Records excerpted from a collection

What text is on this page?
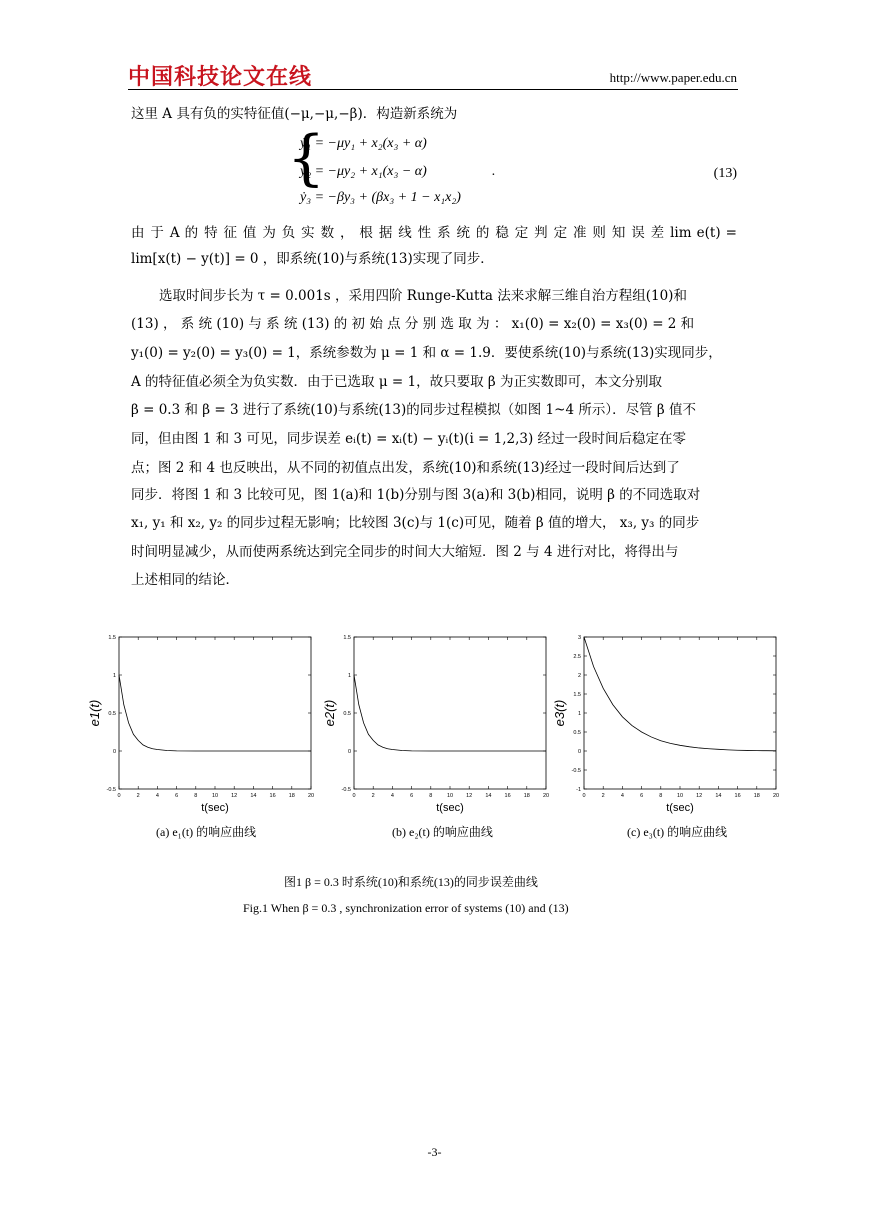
中国科技论文在线	http://www.paper.edu.cn
这里 A 具有负的实特征值(−μ,−μ,−β)．构造新系统为
{
ẏ₁ = −μy₁ + x₂(x₃ + α)
ẏ₂ = −μy₂ + x₁(x₃ − α)
ẏ₃ = −βy₃ + (βx₃ + 1 − x₁x₂)
.	(13)
由 于 A 的 特 征 值 为 负 实 数 ， 根 据 线 性 系 统 的 稳 定 判 定 准 则 知 误 差 lim e(t) = lim[x(t) − y(t)] = 0 ，即系统(10)与系统(13)实现了同步．
选取时间步长为 τ = 0.001s ，采用四阶 Runge-Kutta 法来求解三维自治方程组(10)和
(13) ， 系 统 (10) 与 系 统 (13) 的 初 始 点 分 别 选 取 为 ： x₁(0) = x₂(0) = x₃(0) = 2 和
y₁(0) = y₂(0) = y₃(0) = 1，系统参数为 μ = 1 和 α = 1.9．要使系统(10)与系统(13)实现同步，
A 的特征值必须全为负实数．由于已选取 μ = 1，故只要取 β 为正实数即可，本文分别取
β = 0.3 和 β = 3 进行了系统(10)与系统(13)的同步过程模拟（如图 1~4 所示）．尽管 β 值不
同，但由图 1 和 3 可见，同步误差 eᵢ(t) = xᵢ(t) − yᵢ(t)(i = 1,2,3) 经过一段时间后稳定在零
点；图 2 和 4 也反映出，从不同的初值点出发，系统(10)和系统(13)经过一段时间后达到了
同步．将图 1 和 3 比较可见，图 1(a)和 1(b)分别与图 3(a)和 3(b)相同，说明 β 的不同选取对
x₁, y₁ 和 x₂, y₂ 的同步过程无影响；比较图 3(c)与 1(c)可见，随着 β 值的增大， x₃, y₃ 的同步
时间明显减少，从而使两系统达到完全同步的时间大大缩短．图 2 与 4 进行对比，将得出与
上述相同的结论．
0	2	4	6	8	10 12 14 16 18 20
-0.5
0
0.5
1
1.5
t(sec)
e1(t)
0	2	4	6	8	10 12 14 16 18 20
-0.5
0
0.5
1
1.5
t(sec)
e2(t)
0	2	4	6	8	10 12 14 16 18 20
-1
-0.5
0
0.5
1
1.5
2
2.5
3
t(sec)
e3(t)
(a) e₁(t) 的响应曲线	(b) e₂(t) 的响应曲线	(c) e₃(t) 的响应曲线
图1 β = 0.3 时系统(10)和系统(13)的同步误差曲线
Fig.1 When β = 0.3 , synchronization error of systems (10) and (13)
-3-
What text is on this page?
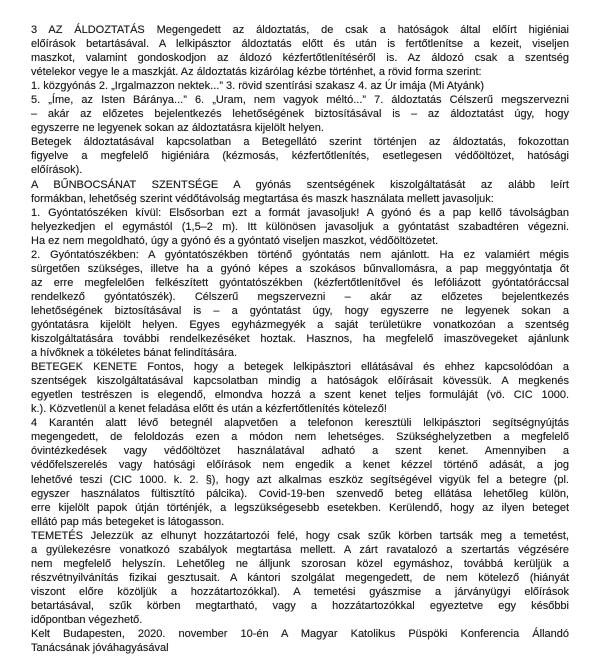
3 AZ ÁLDOZTATÁS Megengedett az áldoztatás, de csak a hatóságok által előírt higiéniai
előírások betartásával. A lelkipásztor áldoztatás előtt és után is fertőtlenítse a kezeit, viseljen
maszkot, valamint gondoskodjon az áldozó kézfertőtlenítéséről is. Az áldozó csak a szentség
vételekor vegye le a maszkját. Az áldoztatás kizárólag kézbe történhet, a rövid forma szerint:
1. közgyónás 2. „Irgalmazzon nektek...” 3. rövid szentírási szakasz 4. az Úr imája (Mi Atyánk)
5. „Íme, az Isten Báránya...” 6. „Uram, nem vagyok méltó...” 7. áldoztatás Célszerű megszervezni
– akár az előzetes bejelentkezés lehetőségének biztosításával is – az áldoztatást úgy, hogy
egyszerre ne legyenek sokan az áldoztatásra kijelölt helyen.
Betegek áldoztatásával kapcsolatban a Betegellátó szerint történjen az áldoztatás, fokozottan
figyelve a megfelelő higiéniára (kézmosás, kézfertőtlenítés, esetlegesen védőöltözet, hatósági
előírások).
A BŰNBOCSÁNAT SZENTSÉGE A gyónás szentségének kiszolgáltatását az alább leírt
formákban, lehetőség szerint védőtávolság megtartása és maszk használata mellett javasoljuk:
1. Gyóntatószéken kívül: Elsősorban ezt a formát javasoljuk! A gyónó és a pap kellő távolságban
helyezkedjen el egymástól (1,5–2 m). Itt különösen javasoljuk a gyóntatást szabadtéren végezni.
Ha ez nem megoldható, úgy a gyónó és a gyóntató viseljen maszkot, védőöltözetet.
2. Gyóntatószékben: A gyóntatószékben történő gyóntatás nem ajánlott. Ha ez valamiért mégis
sürgetően szükséges, illetve ha a gyónó képes a szokásos bűnvallomásra, a pap meggyóntatja őt
az erre megfelelően felkészített gyóntatószékben (kézfertőtlenítővel és lefóliázott gyóntatóráccsal
rendelkező gyóntatószék). Célszerű megszervezni – akár az előzetes bejelentkezés
lehetőségének biztosításával is – a gyóntatást úgy, hogy egyszerre ne legyenek sokan a
gyóntatásra kijelölt helyen. Egyes egyházmegyék a saját területükre vonatkozóan a szentség
kiszolgáltatására további rendelkezéséket hoztak. Hasznos, ha megfelelő imaszövegeket ajánlunk
a hívőknek a tökéletes bánat felindítására.
BETEGEK KENETE Fontos, hogy a betegek lelkipásztori ellátásával és ehhez kapcsolódóan a
szentségek kiszolgáltatásával kapcsolatban mindig a hatóságok előírásait kövessük. A megkenés
egyetlen testrészen is elegendő, elmondva hozzá a szent kenet teljes formuláját (vö. CIC 1000.
k.). Közvetlenül a kenet feladása előtt és után a kézfertőtlenítés kötelező!
4 Karantén alatt lévő betegnél alapvetően a telefonon keresztüli lelkipásztori segítségnyújtás
megengedett, de feloldozás ezen a módon nem lehetséges. Szükséghelyzetben a megfelelő
óvintézkedések vagy védőöltözet használatával adható a szent kenet. Amennyiben a
védőfelszerelés vagy hatósági előírások nem engedik a kenet kézzel történő adását, a jog
lehetővé teszi (CIC 1000. k. 2. §), hogy azt alkalmas eszköz segítségével vigyük fel a betegre (pl.
egyszer használatos fültisztító pálcika). Covid-19-ben szenvedő beteg ellátása lehetőleg külön,
erre kijelölt papok útján történjék, a legszükségesebb esetekben. Kerülendő, hogy az ilyen beteget
ellátó pap más betegeket is látogasson.
TEMETÉS Jelezzük az elhunyt hozzátartozói felé, hogy csak szűk körben tartsák meg a temetést,
a gyülekezésre vonatkozó szabályok megtartása mellett. A zárt ravatalozó a szertartás végzésére
nem megfelelő helyszín. Lehetőleg ne álljunk szorosan közel egymáshoz, továbbá kerüljük a
részvétnyilvánítás fizikai gesztusait. A kántori szolgálat megengedett, de nem kötelező (hiányát
viszont előre közöljük a hozzátartozókkal). A temetési gyászmise a járványügyi előírások
betartásával, szűk körben megtartható, vagy a hozzátartozókkal egyeztetve egy későbbi
időpontban végezhető.
Kelt Budapesten, 2020. november 10-én A Magyar Katolikus Püspöki Konferencia Állandó
Tanácsának jóváhagyásával
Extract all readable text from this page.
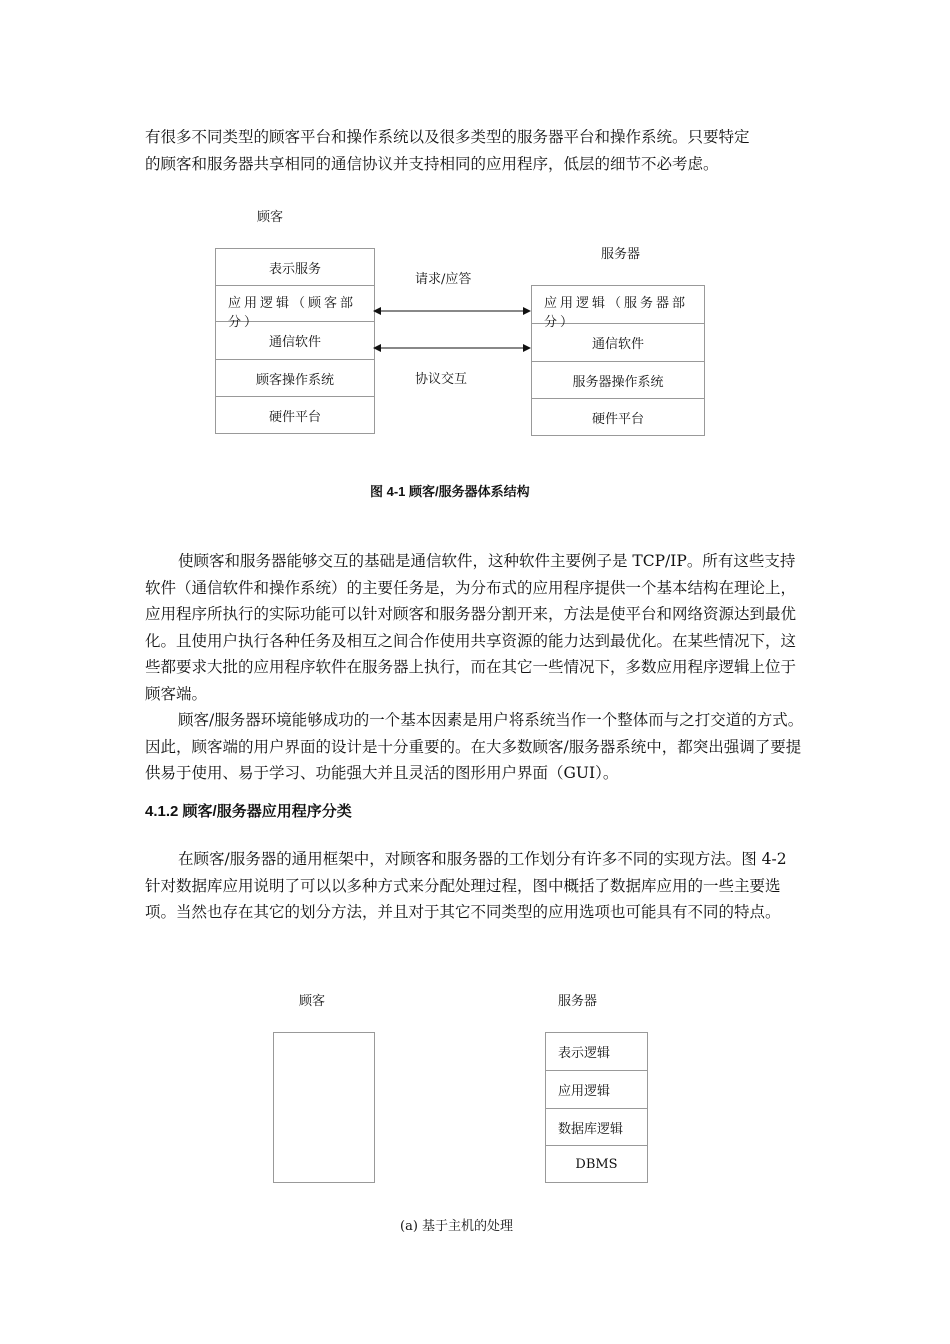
有很多不同类型的顾客平台和操作系统以及很多类型的服务器平台和操作系统。只要特定

的顾客和服务器共享相同的通信协议并支持相同的应用程序，低层的细节不必考虑。

顾客
服务器
表示服务
应用逻辑（顾客部分）
通信软件
顾客操作系统
硬件平台
应用逻辑（服务器部分）
通信软件
服务器操作系统
硬件平台
请求/应答
协议交互
图 4-1 顾客/服务器体系结构

使顾客和服务器能够交互的基础是通信软件，这种软件主要例子是 TCP/IP。所有这些支持软件（通信软件和操作系统）的主要任务是，为分布式的应用程序提供一个基本结构在理论上，应用程序所执行的实际功能可以针对顾客和服务器分割开来，方法是使平台和网络资源达到最优化。且使用户执行各种任务及相互之间合作使用共享资源的能力达到最优化。在某些情况下，这些都要求大批的应用程序软件在服务器上执行，而在其它一些情况下，多数应用程序逻辑上位于顾客端。

顾客/服务器环境能够成功的一个基本因素是用户将系统当作一个整体而与之打交道的方式。因此，顾客端的用户界面的设计是十分重要的。在大多数顾客/服务器系统中，都突出强调了要提供易于使用、易于学习、功能强大并且灵活的图形用户界面（GUI）。

4.1.2 顾客/服务器应用程序分类

在顾客/服务器的通用框架中，对顾客和服务器的工作划分有许多不同的实现方法。图 4-2 针对数据库应用说明了可以以多种方式来分配处理过程，图中概括了数据库应用的一些主要选项。当然也存在其它的划分方法，并且对于其它不同类型的应用选项也可能具有不同的特点。

顾客	服务器
表示逻辑
应用逻辑
数据库逻辑
DBMS
(a) 基于主机的处理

* **What you will do**
Using the listing above, gather each line that holds the string "előírások" and copy it.

* **Task result**
előírások betartásával. A lelkipásztor áldoztatás előtt és után is fertőtlenítse a kezeit, viseljen
előírások).
védőfelszerelés vagy hatósági előírások nem engedik a kenet kézzel történő adását, a jog
viszont előre közöljük a hozzátartozókkal). A temetési gyászmise a járványügyi előírások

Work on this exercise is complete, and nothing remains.